--- Dataset records ---
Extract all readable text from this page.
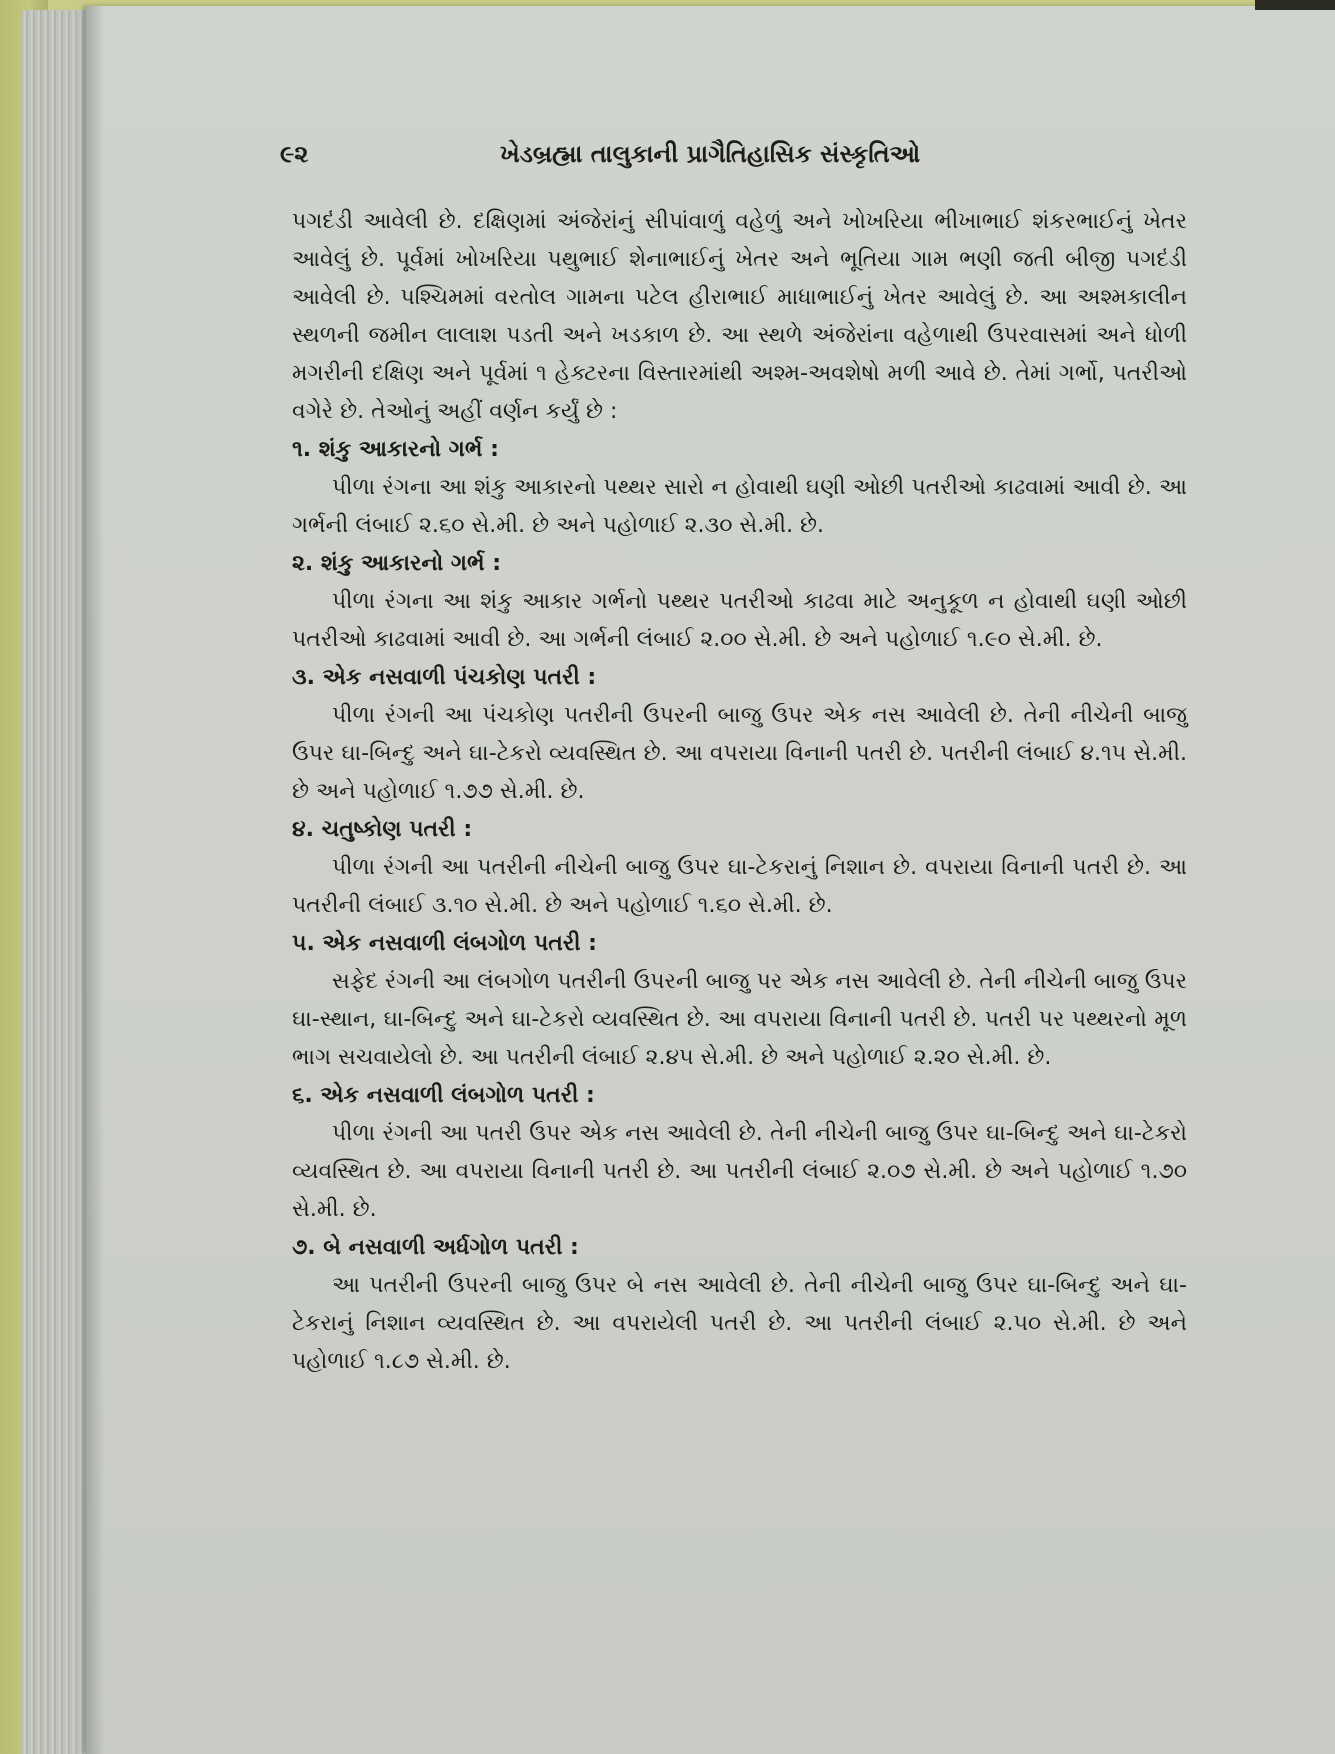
૯૨	ખેડબ્રહ્મા તાલુકાની પ્રાગૈતિહાસિક સંસ્કૃતિઓ

પગદંડી આવેલી છે. દક્ષિણમાં અંજેરાંનું સીપાંવાળું વહેળું અને ખોખરિયા ભીખાભાઈ શંકરભાઈનું ખેતર આવેલું છે. પૂર્વમાં ખોખરિયા પથુભાઈ શેનાભાઈનું ખેતર અને ભૂતિયા ગામ ભણી જતી બીજી પગદંડી આવેલી છે. પશ્ચિમમાં વરતોલ ગામના પટેલ હીરાભાઈ માધાભાઈનું ખેતર આવેલું છે. આ અશ્મકાલીન સ્થળની જમીન લાલાશ પડતી અને ખડકાળ છે. આ સ્થળે અંજેરાંના વહેળાથી ઉપરવાસમાં અને ધોળી મગરીની દક્ષિણ અને પૂર્વમાં ૧ હેક્ટરના વિસ્તારમાંથી અશ્મ-અવશેષો મળી આવે છે. તેમાં ગર્ભો, પતરીઓ વગેરે છે. તેઓનું અહીં વર્ણન કર્યું છે :

૧. શંકુ આકારનો ગર્ભ :

પીળા રંગના આ શંકુ આકારનો પથ્થર સારો ન હોવાથી ઘણી ઓછી પતરીઓ કાઢવામાં આવી છે. આ ગર્ભની લંબાઈ ૨.૬૦ સે.મી. છે અને પહોળાઈ ૨.૩૦ સે.મી. છે.

૨. શંકુ આકારનો ગર્ભ :

પીળા રંગના આ શંકુ આકાર ગર્ભનો પથ્થર પતરીઓ કાઢવા માટે અનુકૂળ ન હોવાથી ઘણી ઓછી પતરીઓ કાઢવામાં આવી છે. આ ગર્ભની લંબાઈ ૨.૦૦ સે.મી. છે અને પહોળાઈ ૧.૯૦ સે.મી. છે.

૩. એક નસવાળી પંચકોણ પતરી :

પીળા રંગની આ પંચકોણ પતરીની ઉપરની બાજુ ઉપર એક નસ આવેલી છે. તેની નીચેની બાજુ ઉપર ઘા-બિન્દુ અને ઘા-ટેકરો વ્યવસ્થિત છે. આ વપરાયા વિનાની પતરી છે. પતરીની લંબાઈ ૪.૧૫ સે.મી. છે અને પહોળાઈ ૧.૭૭ સે.મી. છે.

૪. ચતુષ્કોણ પતરી :

પીળા રંગની આ પતરીની નીચેની બાજુ ઉપર ઘા-ટેકરાનું નિશાન છે. વપરાયા વિનાની પતરી છે. આ પતરીની લંબાઈ ૩.૧૦ સે.મી. છે અને પહોળાઈ ૧.૬૦ સે.મી. છે.

૫. એક નસવાળી લંબગોળ પતરી :

સફેદ રંગની આ લંબગોળ પતરીની ઉપરની બાજુ પર એક નસ આવેલી છે. તેની નીચેની બાજુ ઉપર ઘા-સ્થાન, ઘા-બિન્દુ અને ઘા-ટેકરો વ્યવસ્થિત છે. આ વપરાયા વિનાની પતરી છે. પતરી પર પથ્થરનો મૂળ ભાગ સચવાયેલો છે. આ પતરીની લંબાઈ ૨.૪૫ સે.મી. છે અને પહોળાઈ ૨.૨૦ સે.મી. છે.

૬. એક નસવાળી લંબગોળ પતરી :

પીળા રંગની આ પતરી ઉપર એક નસ આવેલી છે. તેની નીચેની બાજુ ઉપર ઘા-બિન્દુ અને ઘા-ટેકરો વ્યવસ્થિત છે. આ વપરાયા વિનાની પતરી છે. આ પતરીની લંબાઈ ૨.૦૭ સે.મી. છે અને પહોળાઈ ૧.૭૦ સે.મી. છે.

૭. બે નસવાળી અર્ધગોળ પતરી :

આ પતરીની ઉપરની બાજુ ઉપર બે નસ આવેલી છે. તેની નીચેની બાજુ ઉપર ઘા-બિન્દુ અને ઘા-ટેકરાનું નિશાન વ્યવસ્થિત છે. આ વપરાયેલી પતરી છે. આ પતરીની લંબાઈ ૨.૫૦ સે.મી. છે અને પહોળાઈ ૧.૮૭ સે.મી. છે.
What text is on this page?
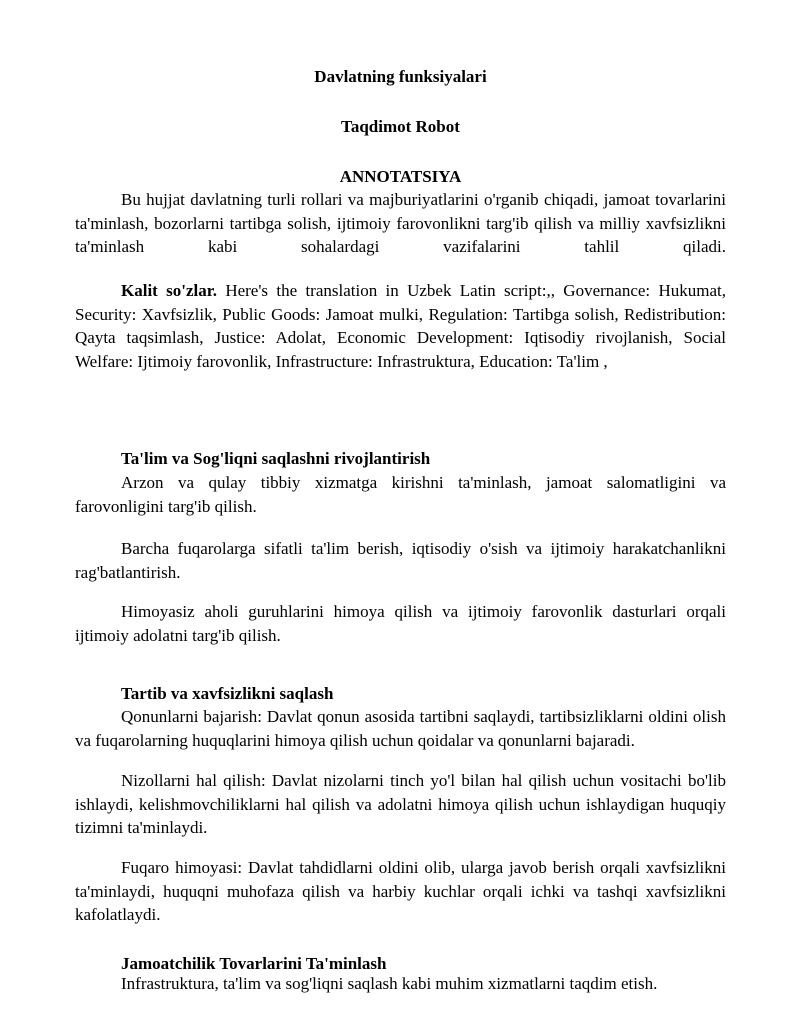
Davlatning funksiyalari

Taqdimot Robot

ANNOTATSIYA

Bu hujjat davlatning turli rollari va majburiyatlarini o'rganib chiqadi, jamoat tovarlarini ta'minlash, bozorlarni tartibga solish, ijtimoiy farovonlikni targ'ib qilish va milliy xavfsizlikni ta'minlash kabi sohalardagi vazifalarini tahlil qiladi.

Kalit so'zlar. Here's the translation in Uzbek Latin script:,, Governance: Hukumat, Security: Xavfsizlik, Public Goods: Jamoat mulki, Regulation: Tartibga solish, Redistribution: Qayta taqsimlash, Justice: Adolat, Economic Development: Iqtisodiy rivojlanish, Social Welfare: Ijtimoiy farovonlik, Infrastructure: Infrastruktura, Education: Ta'lim ,

Ta'lim va Sog'liqni saqlashni rivojlantirish

Arzon va qulay tibbiy xizmatga kirishni ta'minlash, jamoat salomatligini va farovonligini targ'ib qilish.

Barcha fuqarolarga sifatli ta'lim berish, iqtisodiy o'sish va ijtimoiy harakatchanlikni rag'batlantirish.

Himoyasiz aholi guruhlarini himoya qilish va ijtimoiy farovonlik dasturlari orqali ijtimoiy adolatni targ'ib qilish.

Tartib va xavfsizlikni saqlash

Qonunlarni bajarish: Davlat qonun asosida tartibni saqlaydi, tartibsizliklarni oldini olish va fuqarolarning huquqlarini himoya qilish uchun qoidalar va qonunlarni bajaradi.

Nizollarni hal qilish: Davlat nizolarni tinch yo'l bilan hal qilish uchun vositachi bo'lib ishlaydi, kelishmovchiliklarni hal qilish va adolatni himoya qilish uchun ishlaydigan huquqiy tizimni ta'minlaydi.

Fuqaro himoyasi: Davlat tahdidlarni oldini olib, ularga javob berish orqali xavfsizlikni ta'minlaydi, huquqni muhofaza qilish va harbiy kuchlar orqali ichki va tashqi xavfsizlikni kafolatlaydi.

Jamoatchilik Tovarlarini Ta'minlash

Infrastruktura, ta'lim va sog'liqni saqlash kabi muhim xizmatlarni taqdim etish.
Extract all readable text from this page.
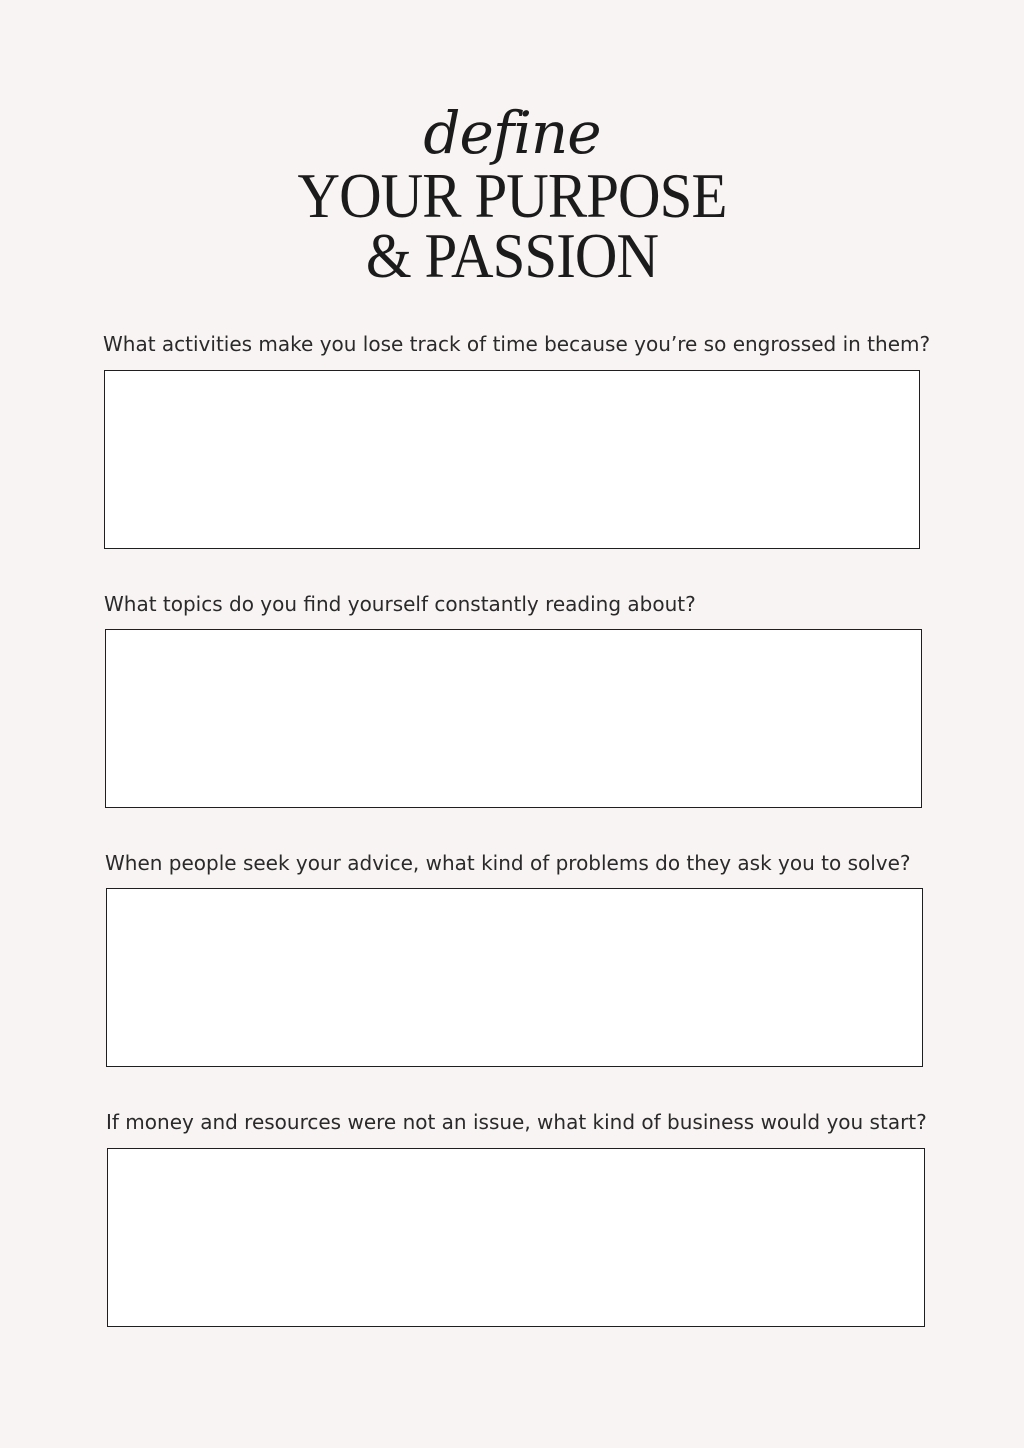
define
YOUR PURPOSE
& PASSION
What activities make you lose track of time because you’re so engrossed in them?
What topics do you find yourself constantly reading about?
When people seek your advice, what kind of problems do they ask you to solve?
If money and resources were not an issue, what kind of business would you start?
---
_Exercise_
Quote everything in the listing above exactly; pictures are the only thing to omit.

_Answer to the problem_
Extract all readable text from this page.
૯૨	ખેડબ્રહ્મા તાલુકાની પ્રાગૈતિહાસિક સંસ્કૃતિઓ

પગદંડી આવેલી છે. દક્ષિણમાં અંજેરાંનું સીપાંવાળું વહેળું અને ખોખરિયા ભીખાભાઈ શંકરભાઈનું ખેતર આવેલું છે. પૂર્વમાં ખોખરિયા પથુભાઈ શેનાભાઈનું ખેતર અને ભૂતિયા ગામ ભણી જતી બીજી પગદંડી આવેલી છે. પશ્ચિમમાં વરતોલ ગામના પટેલ હીરાભાઈ માધાભાઈનું ખેતર આવેલું છે. આ અશ્મકાલીન સ્થળની જમીન લાલાશ પડતી અને ખડકાળ છે. આ સ્થળે અંજેરાંના વહેળાથી ઉપરવાસમાં અને ધોળી મગરીની દક્ષિણ અને પૂર્વમાં ૧ હેક્ટરના વિસ્તારમાંથી અશ્મ-અવશેષો મળી આવે છે. તેમાં ગર્ભો, પતરીઓ વગેરે છે. તેઓનું અહીં વર્ણન કર્યું છે :

૧. શંકુ આકારનો ગર્ભ :

પીળા રંગના આ શંકુ આકારનો પથ્થર સારો ન હોવાથી ઘણી ઓછી પતરીઓ કાઢવામાં આવી છે. આ ગર્ભની લંબાઈ ૨.૬૦ સે.મી. છે અને પહોળાઈ ૨.૩૦ સે.મી. છે.

૨. શંકુ આકારનો ગર્ભ :

પીળા રંગના આ શંકુ આકાર ગર્ભનો પથ્થર પતરીઓ કાઢવા માટે અનુકૂળ ન હોવાથી ઘણી ઓછી પતરીઓ કાઢવામાં આવી છે. આ ગર્ભની લંબાઈ ૨.૦૦ સે.મી. છે અને પહોળાઈ ૧.૯૦ સે.મી. છે.

૩. એક નસવાળી પંચકોણ પતરી :

પીળા રંગની આ પંચકોણ પતરીની ઉપરની બાજુ ઉપર એક નસ આવેલી છે. તેની નીચેની બાજુ ઉપર ઘા-બિન્દુ અને ઘા-ટેકરો વ્યવસ્થિત છે. આ વપરાયા વિનાની પતરી છે. પતરીની લંબાઈ ૪.૧૫ સે.મી. છે અને પહોળાઈ ૧.૭૭ સે.મી. છે.

૪. ચતુષ્કોણ પતરી :

પીળા રંગની આ પતરીની નીચેની બાજુ ઉપર ઘા-ટેકરાનું નિશાન છે. વપરાયા વિનાની પતરી છે. આ પતરીની લંબાઈ ૩.૧૦ સે.મી. છે અને પહોળાઈ ૧.૬૦ સે.મી. છે.

૫. એક નસવાળી લંબગોળ પતરી :

સફેદ રંગની આ લંબગોળ પતરીની ઉપરની બાજુ પર એક નસ આવેલી છે. તેની નીચેની બાજુ ઉપર ઘા-સ્થાન, ઘા-બિન્દુ અને ઘા-ટેકરો વ્યવસ્થિત છે. આ વપરાયા વિનાની પતરી છે. પતરી પર પથ્થરનો મૂળ ભાગ સચવાયેલો છે. આ પતરીની લંબાઈ ૨.૪૫ સે.મી. છે અને પહોળાઈ ૨.૨૦ સે.મી. છે.

૬. એક નસવાળી લંબગોળ પતરી :

પીળા રંગની આ પતરી ઉપર એક નસ આવેલી છે. તેની નીચેની બાજુ ઉપર ઘા-બિન્દુ અને ઘા-ટેકરો વ્યવસ્થિત છે. આ વપરાયા વિનાની પતરી છે. આ પતરીની લંબાઈ ૨.૦૭ સે.મી. છે અને પહોળાઈ ૧.૭૦ સે.મી. છે.

૭. બે નસવાળી અર્ધગોળ પતરી :

આ પતરીની ઉપરની બાજુ ઉપર બે નસ આવેલી છે. તેની નીચેની બાજુ ઉપર ઘા-બિન્દુ અને ઘા-ટેકરાનું નિશાન વ્યવસ્થિત છે. આ વપરાયેલી પતરી છે. આ પતરીની લંબાઈ ૨.૫૦ સે.મી. છે અને પહોળાઈ ૧.૮૭ સે.મી. છે.
What text is on this page?
Davlatning funksiyalari

Taqdimot Robot

ANNOTATSIYA

Bu hujjat davlatning turli rollari va majburiyatlarini o'rganib chiqadi, jamoat tovarlarini ta'minlash, bozorlarni tartibga solish, ijtimoiy farovonlikni targ'ib qilish va milliy xavfsizlikni ta'minlash kabi sohalardagi vazifalarini tahlil qiladi.

Kalit so'zlar. Here's the translation in Uzbek Latin script:,, Governance: Hukumat, Security: Xavfsizlik, Public Goods: Jamoat mulki, Regulation: Tartibga solish, Redistribution: Qayta taqsimlash, Justice: Adolat, Economic Development: Iqtisodiy rivojlanish, Social Welfare: Ijtimoiy farovonlik, Infrastructure: Infrastruktura, Education: Ta'lim ,

Ta'lim va Sog'liqni saqlashni rivojlantirish

Arzon va qulay tibbiy xizmatga kirishni ta'minlash, jamoat salomatligini va farovonligini targ'ib qilish.

Barcha fuqarolarga sifatli ta'lim berish, iqtisodiy o'sish va ijtimoiy harakatchanlikni rag'batlantirish.

Himoyasiz aholi guruhlarini himoya qilish va ijtimoiy farovonlik dasturlari orqali ijtimoiy adolatni targ'ib qilish.

Tartib va xavfsizlikni saqlash

Qonunlarni bajarish: Davlat qonun asosida tartibni saqlaydi, tartibsizliklarni oldini olish va fuqarolarning huquqlarini himoya qilish uchun qoidalar va qonunlarni bajaradi.

Nizollarni hal qilish: Davlat nizolarni tinch yo'l bilan hal qilish uchun vositachi bo'lib ishlaydi, kelishmovchiliklarni hal qilish va adolatni himoya qilish uchun ishlaydigan huquqiy tizimni ta'minlaydi.

Fuqaro himoyasi: Davlat tahdidlarni oldini olib, ularga javob berish orqali xavfsizlikni ta'minlaydi, huquqni muhofaza qilish va harbiy kuchlar orqali ichki va tashqi xavfsizlikni kafolatlaydi.

Jamoatchilik Tovarlarini Ta'minlash

Infrastruktura, ta'lim va sog'liqni saqlash kabi muhim xizmatlarni taqdim etish.
Extract all readable text from this page.
define
YOUR PURPOSE
& PASSION
What activities make you lose track of time because you’re so engrossed in them?
What topics do you find yourself constantly reading about?
When people seek your advice, what kind of problems do they ask you to solve?
If money and resources were not an issue, what kind of business would you start?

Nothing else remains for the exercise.